● SET TASK
Please transcribe the records below from their first line through the line containing "bar-top — [557, 179, 593, 187]", keeping every character unchanged.

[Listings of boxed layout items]
-=-=-
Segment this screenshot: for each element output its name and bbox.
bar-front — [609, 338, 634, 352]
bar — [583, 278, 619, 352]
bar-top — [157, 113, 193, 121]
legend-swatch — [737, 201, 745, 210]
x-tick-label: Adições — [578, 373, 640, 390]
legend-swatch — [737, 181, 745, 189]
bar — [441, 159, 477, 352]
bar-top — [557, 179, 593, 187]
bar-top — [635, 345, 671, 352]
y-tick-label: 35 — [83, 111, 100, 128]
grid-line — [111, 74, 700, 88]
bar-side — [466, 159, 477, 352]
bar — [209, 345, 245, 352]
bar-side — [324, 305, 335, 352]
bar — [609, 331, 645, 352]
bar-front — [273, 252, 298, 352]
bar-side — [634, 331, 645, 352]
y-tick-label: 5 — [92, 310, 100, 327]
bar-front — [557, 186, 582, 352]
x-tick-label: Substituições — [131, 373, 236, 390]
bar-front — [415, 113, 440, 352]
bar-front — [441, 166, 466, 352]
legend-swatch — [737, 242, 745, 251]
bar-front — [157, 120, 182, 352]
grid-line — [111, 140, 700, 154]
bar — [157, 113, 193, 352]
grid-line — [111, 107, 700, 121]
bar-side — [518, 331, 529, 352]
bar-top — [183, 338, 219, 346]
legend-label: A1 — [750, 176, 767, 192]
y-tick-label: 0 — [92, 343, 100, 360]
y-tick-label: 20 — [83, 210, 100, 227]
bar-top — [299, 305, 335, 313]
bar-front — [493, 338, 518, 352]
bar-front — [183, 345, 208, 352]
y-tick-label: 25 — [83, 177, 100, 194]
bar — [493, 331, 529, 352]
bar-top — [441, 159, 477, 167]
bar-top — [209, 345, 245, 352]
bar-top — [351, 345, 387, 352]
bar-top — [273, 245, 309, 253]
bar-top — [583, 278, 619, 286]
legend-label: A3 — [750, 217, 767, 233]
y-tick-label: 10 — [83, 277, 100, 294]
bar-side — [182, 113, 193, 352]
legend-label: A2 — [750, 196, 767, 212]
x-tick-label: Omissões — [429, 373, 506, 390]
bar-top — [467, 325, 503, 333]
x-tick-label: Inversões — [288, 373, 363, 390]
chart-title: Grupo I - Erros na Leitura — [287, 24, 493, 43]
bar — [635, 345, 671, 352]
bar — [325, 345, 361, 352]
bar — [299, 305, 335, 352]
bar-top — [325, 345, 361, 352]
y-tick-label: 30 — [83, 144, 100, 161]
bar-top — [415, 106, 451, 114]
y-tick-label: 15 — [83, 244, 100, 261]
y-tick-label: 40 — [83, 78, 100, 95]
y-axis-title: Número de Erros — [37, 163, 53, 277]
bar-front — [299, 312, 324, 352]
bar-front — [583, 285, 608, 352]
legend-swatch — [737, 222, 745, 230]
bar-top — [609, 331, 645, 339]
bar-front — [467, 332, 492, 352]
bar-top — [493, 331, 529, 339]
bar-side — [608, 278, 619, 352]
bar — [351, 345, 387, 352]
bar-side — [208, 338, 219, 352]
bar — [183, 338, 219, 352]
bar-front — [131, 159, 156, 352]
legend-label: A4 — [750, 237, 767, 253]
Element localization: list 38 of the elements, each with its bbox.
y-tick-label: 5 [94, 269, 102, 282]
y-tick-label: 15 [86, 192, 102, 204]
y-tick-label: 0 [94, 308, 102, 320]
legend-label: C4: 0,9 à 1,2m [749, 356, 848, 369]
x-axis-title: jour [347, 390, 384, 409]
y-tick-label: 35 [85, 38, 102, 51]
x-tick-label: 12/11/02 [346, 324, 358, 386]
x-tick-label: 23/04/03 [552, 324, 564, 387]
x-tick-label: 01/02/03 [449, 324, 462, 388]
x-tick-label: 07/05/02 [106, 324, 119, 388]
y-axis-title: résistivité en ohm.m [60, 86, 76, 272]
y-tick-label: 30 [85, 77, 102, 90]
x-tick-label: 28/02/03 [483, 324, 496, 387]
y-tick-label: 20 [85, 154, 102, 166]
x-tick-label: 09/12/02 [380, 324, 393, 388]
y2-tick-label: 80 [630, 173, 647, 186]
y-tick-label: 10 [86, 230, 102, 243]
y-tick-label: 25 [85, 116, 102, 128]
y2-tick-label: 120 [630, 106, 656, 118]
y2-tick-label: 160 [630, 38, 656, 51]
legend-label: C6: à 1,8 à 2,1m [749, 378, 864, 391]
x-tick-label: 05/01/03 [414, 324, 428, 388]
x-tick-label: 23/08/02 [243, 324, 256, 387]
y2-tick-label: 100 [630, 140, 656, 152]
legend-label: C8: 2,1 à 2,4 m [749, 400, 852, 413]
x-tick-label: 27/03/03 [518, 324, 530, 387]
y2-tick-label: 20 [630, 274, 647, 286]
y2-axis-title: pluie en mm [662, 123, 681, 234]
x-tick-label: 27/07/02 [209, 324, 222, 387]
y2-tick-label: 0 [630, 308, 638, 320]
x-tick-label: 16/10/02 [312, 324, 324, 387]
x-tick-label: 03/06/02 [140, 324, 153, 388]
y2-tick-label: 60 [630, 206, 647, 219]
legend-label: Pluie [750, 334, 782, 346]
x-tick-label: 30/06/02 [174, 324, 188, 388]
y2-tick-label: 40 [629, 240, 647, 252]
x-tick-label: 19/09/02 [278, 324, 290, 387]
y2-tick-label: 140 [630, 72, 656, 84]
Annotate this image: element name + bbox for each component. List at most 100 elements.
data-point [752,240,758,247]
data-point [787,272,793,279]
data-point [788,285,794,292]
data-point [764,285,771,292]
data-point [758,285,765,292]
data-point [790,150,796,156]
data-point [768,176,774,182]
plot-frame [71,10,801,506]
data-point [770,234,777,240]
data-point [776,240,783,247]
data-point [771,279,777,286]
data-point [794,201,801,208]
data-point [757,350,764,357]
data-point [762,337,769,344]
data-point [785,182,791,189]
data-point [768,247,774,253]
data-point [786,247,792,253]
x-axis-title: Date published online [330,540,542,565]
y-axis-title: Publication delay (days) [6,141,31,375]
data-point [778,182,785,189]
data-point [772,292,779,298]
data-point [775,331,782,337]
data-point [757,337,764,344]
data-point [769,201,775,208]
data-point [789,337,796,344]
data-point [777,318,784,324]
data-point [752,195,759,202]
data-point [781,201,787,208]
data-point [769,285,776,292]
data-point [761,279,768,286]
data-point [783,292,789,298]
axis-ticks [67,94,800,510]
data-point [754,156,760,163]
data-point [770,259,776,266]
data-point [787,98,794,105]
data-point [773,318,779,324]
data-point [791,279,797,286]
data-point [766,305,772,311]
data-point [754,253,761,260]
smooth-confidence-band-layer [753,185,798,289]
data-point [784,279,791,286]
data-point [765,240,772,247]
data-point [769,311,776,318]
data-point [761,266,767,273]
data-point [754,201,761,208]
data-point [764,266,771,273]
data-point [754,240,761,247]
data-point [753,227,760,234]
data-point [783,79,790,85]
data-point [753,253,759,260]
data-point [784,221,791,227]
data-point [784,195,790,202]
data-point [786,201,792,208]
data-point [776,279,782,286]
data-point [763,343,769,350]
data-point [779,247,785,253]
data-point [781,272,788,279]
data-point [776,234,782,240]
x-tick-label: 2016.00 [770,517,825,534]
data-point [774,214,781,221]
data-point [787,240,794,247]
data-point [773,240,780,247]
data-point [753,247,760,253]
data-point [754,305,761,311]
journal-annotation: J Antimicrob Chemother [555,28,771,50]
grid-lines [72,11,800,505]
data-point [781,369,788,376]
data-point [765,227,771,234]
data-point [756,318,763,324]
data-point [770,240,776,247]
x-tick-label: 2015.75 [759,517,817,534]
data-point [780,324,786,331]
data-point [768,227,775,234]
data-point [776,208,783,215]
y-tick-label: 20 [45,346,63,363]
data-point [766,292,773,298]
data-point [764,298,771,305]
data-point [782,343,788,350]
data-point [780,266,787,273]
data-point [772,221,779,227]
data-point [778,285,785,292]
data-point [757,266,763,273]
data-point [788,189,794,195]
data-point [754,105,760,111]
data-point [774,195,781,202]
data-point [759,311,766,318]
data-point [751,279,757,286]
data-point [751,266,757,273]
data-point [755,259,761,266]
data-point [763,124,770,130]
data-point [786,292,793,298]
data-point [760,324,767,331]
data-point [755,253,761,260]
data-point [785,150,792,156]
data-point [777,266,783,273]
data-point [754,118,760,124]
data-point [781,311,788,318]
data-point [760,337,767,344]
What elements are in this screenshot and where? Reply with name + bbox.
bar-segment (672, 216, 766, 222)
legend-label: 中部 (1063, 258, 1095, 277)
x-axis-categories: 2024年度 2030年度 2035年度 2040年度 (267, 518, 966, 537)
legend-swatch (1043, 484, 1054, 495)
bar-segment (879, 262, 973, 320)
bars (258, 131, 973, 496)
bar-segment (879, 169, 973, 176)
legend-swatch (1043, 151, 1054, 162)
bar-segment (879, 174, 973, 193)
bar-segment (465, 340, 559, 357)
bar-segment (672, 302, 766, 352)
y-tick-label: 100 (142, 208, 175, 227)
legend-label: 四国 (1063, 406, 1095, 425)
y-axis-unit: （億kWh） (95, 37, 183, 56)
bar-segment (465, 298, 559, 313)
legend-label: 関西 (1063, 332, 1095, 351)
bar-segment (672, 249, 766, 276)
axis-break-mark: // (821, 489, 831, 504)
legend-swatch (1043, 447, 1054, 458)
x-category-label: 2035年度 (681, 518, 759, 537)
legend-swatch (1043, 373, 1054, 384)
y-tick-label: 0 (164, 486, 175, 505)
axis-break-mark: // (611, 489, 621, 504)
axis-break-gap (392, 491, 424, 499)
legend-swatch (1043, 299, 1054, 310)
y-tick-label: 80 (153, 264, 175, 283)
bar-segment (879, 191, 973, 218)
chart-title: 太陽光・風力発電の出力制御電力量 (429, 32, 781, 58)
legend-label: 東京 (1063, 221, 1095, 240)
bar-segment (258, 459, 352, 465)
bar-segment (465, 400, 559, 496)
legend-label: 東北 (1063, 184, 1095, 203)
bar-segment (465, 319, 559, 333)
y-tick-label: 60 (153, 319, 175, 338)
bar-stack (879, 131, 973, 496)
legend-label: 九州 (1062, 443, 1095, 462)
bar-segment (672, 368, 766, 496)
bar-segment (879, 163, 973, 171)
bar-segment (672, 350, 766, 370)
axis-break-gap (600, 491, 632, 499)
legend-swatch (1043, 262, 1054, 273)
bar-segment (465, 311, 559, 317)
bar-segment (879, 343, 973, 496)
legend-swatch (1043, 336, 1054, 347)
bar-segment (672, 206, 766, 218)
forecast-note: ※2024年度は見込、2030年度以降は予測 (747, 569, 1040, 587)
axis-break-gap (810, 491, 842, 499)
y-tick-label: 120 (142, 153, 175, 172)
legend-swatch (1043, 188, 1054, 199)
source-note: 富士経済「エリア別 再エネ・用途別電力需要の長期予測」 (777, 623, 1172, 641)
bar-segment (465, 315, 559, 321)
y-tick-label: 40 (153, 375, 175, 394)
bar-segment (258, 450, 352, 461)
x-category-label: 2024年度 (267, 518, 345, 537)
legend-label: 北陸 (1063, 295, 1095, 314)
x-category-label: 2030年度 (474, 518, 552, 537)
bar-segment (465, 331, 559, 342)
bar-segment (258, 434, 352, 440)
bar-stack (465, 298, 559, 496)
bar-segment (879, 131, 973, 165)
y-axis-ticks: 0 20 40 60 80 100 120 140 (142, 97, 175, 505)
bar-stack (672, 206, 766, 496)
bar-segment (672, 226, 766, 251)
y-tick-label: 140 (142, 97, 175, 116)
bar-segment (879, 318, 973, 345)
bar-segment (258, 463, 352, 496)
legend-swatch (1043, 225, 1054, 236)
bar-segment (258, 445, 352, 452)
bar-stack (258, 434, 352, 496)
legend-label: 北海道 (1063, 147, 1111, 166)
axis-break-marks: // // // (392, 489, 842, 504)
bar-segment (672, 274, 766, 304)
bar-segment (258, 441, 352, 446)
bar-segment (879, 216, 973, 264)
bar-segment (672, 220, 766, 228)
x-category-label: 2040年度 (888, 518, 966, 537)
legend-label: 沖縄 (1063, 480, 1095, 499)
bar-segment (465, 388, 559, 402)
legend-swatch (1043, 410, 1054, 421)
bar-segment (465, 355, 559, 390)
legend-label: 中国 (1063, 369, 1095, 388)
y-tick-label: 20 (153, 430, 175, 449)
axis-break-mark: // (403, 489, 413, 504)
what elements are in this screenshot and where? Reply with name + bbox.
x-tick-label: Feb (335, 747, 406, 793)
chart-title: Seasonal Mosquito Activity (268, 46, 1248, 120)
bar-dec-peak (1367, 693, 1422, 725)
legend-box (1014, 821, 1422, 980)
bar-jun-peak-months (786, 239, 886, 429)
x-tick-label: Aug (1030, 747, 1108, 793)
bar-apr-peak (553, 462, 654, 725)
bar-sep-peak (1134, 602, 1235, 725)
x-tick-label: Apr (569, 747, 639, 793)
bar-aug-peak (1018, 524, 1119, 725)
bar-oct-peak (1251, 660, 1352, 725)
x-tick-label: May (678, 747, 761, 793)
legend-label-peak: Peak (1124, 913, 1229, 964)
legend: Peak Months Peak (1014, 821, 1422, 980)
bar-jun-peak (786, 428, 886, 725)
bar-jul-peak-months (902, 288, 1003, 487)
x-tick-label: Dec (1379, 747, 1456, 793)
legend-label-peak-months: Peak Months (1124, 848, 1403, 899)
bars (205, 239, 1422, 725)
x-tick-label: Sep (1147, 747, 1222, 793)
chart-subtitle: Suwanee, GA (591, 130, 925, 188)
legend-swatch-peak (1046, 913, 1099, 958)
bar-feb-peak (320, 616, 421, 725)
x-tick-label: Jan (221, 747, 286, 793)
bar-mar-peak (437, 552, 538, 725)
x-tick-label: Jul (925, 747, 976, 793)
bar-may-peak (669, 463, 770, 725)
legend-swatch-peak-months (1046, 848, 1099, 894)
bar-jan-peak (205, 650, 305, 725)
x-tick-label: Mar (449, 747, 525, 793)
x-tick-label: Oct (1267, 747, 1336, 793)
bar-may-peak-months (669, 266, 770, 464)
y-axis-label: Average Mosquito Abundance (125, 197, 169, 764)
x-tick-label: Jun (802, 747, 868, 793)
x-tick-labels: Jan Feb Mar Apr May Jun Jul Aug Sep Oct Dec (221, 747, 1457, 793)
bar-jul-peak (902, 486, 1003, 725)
-=-=-
● RESPONSE TO THE TASK
Segment this screenshot: for each element output its name and bbox.
bar-front — [609, 338, 634, 352]
bar — [583, 278, 619, 352]
bar-top — [157, 113, 193, 121]
legend-swatch — [737, 201, 745, 210]
x-tick-label: Adições — [578, 373, 640, 390]
legend-swatch — [737, 181, 745, 189]
bar — [441, 159, 477, 352]
bar-top — [557, 179, 593, 187]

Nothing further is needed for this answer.